▶ [DESCRIPTION OF THE TASK]:
In the data that follows, count every line holding the string "this" and give the count alone.
┌────────
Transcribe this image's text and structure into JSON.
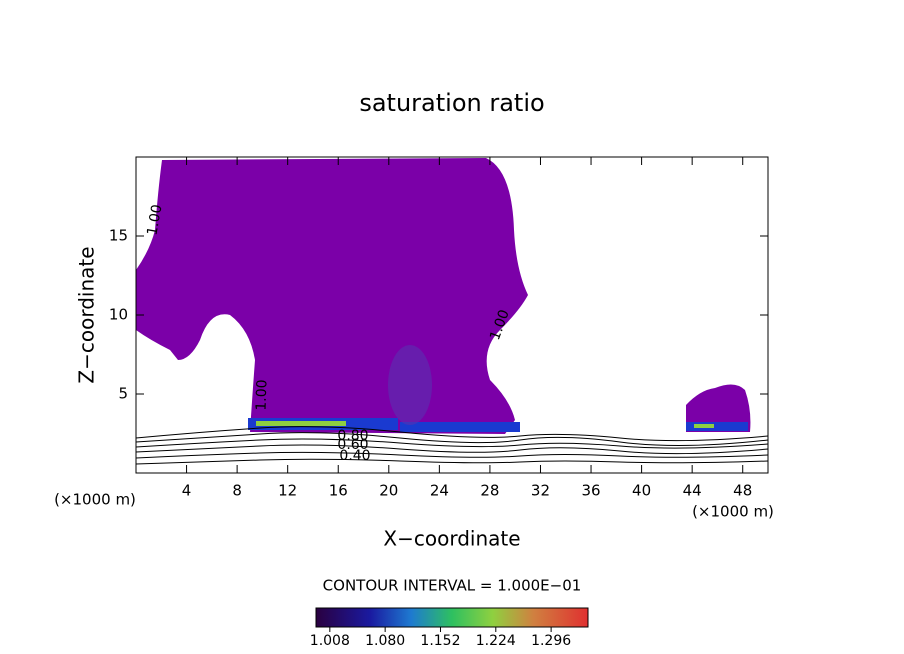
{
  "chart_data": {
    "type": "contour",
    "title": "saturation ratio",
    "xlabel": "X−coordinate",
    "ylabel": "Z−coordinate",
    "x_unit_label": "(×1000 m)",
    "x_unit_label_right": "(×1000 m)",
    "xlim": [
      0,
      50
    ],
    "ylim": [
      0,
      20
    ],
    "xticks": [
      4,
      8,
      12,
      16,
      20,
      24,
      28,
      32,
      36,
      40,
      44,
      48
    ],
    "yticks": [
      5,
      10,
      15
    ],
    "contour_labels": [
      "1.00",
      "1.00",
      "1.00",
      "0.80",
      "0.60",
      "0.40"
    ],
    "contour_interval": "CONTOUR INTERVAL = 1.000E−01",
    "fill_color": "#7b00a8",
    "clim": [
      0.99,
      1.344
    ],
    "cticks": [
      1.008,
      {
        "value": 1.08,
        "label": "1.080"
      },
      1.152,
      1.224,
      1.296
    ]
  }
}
└────────
┌────────
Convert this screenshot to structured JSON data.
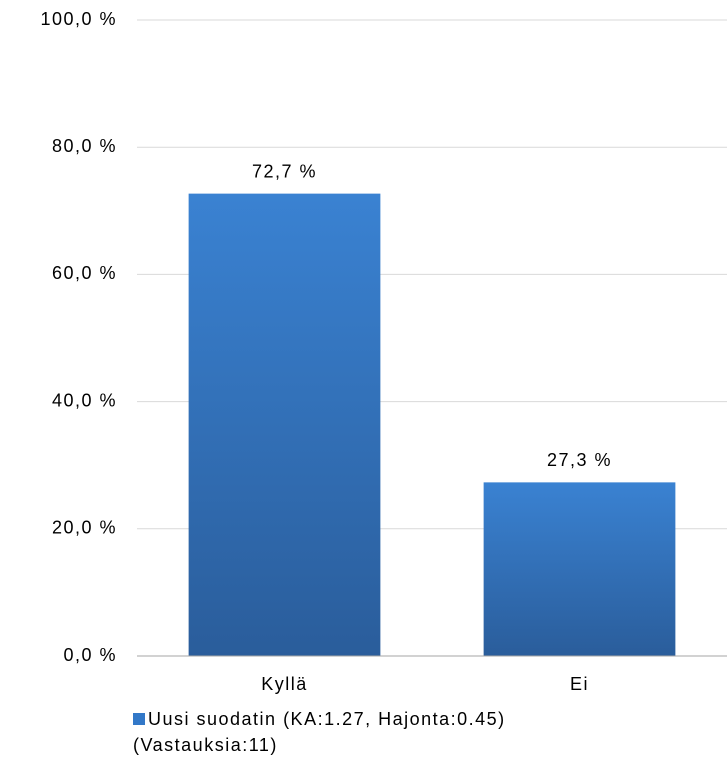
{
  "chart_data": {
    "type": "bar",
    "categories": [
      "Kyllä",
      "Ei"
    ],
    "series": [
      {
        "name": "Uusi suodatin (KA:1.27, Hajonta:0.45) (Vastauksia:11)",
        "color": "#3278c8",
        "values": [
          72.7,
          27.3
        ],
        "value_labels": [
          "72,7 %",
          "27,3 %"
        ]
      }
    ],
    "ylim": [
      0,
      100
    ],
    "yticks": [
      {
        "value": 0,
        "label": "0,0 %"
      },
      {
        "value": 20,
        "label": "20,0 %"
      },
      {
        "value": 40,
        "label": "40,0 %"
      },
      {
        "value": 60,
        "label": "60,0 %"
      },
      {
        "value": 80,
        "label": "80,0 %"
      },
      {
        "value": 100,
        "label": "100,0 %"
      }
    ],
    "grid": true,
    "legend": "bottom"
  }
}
└────────
▶ [RESPONSE TO THE TASK]:
2